[Data entries]
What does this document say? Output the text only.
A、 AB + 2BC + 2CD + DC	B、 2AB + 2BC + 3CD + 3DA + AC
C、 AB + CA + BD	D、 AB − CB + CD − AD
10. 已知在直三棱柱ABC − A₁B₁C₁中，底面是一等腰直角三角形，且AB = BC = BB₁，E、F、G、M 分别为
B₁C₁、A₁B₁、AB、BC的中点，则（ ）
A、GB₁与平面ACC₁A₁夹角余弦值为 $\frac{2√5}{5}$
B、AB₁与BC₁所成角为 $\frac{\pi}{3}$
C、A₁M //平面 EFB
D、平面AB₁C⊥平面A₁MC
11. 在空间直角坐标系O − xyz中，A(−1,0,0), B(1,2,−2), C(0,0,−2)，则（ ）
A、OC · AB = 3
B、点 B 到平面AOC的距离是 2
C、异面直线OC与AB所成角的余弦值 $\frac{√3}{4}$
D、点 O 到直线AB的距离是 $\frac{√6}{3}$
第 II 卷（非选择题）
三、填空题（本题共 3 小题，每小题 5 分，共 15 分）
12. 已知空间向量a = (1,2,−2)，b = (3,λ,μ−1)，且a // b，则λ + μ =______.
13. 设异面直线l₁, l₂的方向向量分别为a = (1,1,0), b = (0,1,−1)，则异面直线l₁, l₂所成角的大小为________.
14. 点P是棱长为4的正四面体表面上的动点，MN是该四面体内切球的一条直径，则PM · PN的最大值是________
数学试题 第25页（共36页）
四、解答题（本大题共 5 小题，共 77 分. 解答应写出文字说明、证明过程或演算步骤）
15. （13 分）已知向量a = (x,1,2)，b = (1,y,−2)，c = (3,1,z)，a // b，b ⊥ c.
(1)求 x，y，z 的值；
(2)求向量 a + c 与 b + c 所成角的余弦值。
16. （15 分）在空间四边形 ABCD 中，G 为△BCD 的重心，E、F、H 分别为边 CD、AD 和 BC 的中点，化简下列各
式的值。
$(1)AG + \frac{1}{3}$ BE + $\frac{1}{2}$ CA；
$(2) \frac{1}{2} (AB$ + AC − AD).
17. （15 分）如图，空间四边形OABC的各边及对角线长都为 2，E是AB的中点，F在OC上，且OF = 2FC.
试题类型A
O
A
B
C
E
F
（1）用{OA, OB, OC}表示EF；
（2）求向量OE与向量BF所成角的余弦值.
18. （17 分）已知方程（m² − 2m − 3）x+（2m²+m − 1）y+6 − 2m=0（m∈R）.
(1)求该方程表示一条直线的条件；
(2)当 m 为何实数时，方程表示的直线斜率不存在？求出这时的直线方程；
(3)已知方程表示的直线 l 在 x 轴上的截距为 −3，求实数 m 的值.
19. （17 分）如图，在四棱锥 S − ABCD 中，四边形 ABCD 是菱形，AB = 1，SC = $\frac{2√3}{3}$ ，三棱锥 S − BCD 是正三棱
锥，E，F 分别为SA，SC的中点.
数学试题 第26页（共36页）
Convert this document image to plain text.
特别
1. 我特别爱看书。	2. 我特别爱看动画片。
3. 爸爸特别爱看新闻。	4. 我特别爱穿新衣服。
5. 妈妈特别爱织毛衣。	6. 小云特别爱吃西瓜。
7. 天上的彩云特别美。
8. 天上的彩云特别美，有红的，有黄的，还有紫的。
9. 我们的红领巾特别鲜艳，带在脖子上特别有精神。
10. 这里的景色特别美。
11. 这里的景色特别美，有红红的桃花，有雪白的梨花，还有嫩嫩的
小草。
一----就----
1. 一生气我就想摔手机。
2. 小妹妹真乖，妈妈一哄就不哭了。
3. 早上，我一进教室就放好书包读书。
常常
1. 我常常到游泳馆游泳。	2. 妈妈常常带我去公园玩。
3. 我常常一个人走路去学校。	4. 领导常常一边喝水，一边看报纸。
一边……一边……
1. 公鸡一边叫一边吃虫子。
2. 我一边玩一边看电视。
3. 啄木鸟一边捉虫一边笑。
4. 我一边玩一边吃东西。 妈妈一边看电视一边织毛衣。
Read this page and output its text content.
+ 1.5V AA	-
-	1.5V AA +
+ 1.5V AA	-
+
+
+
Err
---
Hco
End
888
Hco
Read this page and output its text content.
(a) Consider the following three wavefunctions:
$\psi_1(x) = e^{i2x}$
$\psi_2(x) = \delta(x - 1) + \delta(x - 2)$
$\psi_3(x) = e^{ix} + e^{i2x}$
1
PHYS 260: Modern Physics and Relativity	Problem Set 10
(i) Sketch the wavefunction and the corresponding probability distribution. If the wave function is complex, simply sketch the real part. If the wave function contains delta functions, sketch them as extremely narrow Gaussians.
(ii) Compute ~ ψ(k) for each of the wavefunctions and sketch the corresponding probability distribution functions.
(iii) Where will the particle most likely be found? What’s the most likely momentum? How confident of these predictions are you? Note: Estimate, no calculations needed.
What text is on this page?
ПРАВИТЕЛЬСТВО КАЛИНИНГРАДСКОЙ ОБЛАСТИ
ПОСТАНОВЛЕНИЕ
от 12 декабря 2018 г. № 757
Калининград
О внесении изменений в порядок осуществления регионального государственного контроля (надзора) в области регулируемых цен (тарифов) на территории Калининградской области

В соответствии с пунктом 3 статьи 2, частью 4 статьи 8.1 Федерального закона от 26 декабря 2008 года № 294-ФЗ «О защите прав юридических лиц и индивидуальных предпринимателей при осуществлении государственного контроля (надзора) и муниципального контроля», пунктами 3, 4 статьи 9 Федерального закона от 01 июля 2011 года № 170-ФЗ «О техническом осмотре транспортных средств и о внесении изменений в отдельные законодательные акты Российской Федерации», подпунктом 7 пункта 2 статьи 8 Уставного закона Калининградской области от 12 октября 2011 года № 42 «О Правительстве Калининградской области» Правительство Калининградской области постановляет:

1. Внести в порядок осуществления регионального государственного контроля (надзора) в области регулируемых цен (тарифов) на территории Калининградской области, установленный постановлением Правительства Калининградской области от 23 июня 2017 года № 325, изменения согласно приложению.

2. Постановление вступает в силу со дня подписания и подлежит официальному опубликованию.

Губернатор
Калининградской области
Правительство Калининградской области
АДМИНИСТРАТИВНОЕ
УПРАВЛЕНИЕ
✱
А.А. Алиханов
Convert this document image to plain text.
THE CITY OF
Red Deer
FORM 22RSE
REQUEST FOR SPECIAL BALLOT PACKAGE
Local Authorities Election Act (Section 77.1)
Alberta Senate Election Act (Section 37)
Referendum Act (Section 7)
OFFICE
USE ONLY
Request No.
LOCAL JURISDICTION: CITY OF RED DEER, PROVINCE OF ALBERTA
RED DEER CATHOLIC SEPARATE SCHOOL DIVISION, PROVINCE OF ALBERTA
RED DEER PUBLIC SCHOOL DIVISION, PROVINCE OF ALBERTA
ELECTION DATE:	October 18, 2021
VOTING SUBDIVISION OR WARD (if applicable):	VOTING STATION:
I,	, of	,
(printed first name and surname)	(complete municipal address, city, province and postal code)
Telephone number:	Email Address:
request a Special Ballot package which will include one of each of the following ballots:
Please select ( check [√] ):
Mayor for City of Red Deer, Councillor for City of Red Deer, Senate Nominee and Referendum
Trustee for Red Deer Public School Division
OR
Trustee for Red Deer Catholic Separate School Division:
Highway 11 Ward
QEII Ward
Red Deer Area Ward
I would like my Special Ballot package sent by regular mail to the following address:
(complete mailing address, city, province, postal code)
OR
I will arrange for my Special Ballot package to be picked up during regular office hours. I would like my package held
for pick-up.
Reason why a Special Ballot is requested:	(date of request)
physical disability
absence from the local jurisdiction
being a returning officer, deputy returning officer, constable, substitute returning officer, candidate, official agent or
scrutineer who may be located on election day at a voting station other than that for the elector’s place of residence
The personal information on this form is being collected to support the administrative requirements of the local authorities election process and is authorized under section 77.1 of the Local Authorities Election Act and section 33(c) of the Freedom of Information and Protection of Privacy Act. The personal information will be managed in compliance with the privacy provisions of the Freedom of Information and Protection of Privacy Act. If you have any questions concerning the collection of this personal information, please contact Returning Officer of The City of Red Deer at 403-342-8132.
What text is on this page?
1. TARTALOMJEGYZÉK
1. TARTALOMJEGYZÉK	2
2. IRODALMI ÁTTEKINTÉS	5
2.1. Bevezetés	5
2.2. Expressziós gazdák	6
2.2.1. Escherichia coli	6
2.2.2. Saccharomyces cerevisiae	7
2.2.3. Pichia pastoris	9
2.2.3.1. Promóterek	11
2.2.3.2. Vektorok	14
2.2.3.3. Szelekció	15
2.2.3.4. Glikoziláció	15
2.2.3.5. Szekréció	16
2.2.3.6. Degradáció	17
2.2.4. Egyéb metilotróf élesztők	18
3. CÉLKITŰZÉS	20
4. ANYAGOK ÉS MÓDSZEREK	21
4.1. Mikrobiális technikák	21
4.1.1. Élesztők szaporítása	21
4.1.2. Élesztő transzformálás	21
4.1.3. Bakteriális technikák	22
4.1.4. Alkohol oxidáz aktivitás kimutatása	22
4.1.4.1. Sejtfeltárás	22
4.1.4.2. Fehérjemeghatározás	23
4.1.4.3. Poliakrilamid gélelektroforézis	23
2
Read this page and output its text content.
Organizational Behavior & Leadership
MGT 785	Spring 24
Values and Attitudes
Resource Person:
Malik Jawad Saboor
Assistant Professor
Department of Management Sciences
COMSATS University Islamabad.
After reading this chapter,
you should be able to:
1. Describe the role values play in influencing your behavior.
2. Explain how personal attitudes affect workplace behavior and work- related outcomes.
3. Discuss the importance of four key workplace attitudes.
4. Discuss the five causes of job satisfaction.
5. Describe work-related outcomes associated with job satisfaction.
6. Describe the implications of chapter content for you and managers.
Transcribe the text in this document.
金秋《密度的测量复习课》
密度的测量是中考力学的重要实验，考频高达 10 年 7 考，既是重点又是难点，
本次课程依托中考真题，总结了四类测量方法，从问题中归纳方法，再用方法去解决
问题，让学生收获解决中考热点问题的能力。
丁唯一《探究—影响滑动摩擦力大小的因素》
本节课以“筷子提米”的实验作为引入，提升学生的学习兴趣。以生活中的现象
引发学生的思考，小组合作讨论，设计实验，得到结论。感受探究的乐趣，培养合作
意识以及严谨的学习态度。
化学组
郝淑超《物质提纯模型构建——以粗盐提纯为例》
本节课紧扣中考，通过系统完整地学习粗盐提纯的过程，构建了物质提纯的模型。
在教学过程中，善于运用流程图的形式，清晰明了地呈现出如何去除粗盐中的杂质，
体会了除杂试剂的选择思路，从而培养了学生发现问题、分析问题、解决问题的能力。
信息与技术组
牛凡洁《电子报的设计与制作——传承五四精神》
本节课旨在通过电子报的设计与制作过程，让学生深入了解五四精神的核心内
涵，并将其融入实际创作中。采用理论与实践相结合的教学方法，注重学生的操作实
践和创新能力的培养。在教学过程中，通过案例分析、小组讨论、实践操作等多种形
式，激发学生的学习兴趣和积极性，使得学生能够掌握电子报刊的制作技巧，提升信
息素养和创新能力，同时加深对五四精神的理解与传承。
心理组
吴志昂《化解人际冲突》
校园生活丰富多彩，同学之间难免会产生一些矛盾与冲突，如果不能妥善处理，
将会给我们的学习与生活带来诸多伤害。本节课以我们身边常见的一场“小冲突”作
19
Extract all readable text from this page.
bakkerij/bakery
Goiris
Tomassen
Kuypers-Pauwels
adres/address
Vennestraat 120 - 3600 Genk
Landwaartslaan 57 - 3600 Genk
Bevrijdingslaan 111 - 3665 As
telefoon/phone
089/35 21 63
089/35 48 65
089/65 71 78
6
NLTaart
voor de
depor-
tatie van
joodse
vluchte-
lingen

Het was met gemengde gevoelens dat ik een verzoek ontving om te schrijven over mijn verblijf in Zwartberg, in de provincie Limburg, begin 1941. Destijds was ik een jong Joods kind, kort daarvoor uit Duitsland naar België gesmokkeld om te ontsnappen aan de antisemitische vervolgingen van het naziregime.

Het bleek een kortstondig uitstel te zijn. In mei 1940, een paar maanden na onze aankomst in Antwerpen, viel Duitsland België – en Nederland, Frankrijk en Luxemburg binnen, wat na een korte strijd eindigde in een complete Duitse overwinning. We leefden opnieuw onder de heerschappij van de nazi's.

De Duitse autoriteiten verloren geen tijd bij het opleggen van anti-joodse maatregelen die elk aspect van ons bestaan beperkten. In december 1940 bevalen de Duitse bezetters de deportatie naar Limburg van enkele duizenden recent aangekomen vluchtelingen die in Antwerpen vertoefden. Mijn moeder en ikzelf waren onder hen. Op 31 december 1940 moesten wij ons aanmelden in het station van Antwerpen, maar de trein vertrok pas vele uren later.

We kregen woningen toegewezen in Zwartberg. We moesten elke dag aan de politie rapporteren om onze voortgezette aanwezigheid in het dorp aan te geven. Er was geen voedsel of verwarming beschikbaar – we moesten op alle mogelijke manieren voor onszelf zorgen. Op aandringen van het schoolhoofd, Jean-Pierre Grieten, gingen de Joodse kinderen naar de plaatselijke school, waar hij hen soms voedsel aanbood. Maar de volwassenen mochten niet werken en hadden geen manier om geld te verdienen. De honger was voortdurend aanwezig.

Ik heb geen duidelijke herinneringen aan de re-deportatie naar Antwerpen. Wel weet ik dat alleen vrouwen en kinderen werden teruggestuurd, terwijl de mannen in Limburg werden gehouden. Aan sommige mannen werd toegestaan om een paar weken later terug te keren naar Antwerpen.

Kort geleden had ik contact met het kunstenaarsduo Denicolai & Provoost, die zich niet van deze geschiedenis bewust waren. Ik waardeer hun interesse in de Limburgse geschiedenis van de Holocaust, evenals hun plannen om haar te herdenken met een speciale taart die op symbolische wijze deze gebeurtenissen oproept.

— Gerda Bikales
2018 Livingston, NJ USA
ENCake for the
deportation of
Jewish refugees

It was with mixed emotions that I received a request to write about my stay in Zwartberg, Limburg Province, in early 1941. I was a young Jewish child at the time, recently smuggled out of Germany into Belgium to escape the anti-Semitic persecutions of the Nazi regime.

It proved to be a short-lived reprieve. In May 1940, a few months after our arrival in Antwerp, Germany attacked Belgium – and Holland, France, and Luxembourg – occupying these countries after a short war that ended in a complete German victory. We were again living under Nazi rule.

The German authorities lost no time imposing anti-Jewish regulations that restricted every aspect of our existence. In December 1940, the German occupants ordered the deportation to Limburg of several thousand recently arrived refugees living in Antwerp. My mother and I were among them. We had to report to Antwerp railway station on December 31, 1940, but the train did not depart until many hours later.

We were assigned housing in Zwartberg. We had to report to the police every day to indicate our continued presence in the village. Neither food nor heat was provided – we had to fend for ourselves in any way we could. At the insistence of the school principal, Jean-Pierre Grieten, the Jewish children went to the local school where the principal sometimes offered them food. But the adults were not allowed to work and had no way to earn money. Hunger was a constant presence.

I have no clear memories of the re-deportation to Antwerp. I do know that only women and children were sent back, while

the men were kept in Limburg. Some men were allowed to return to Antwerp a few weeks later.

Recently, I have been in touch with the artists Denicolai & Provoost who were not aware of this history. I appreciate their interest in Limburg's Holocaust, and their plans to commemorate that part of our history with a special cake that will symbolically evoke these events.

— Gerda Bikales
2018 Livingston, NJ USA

• _Work instructions_
Above are several records. Count the lines among them that contain "aspect" and give only the total.

• _Solution for this task_
2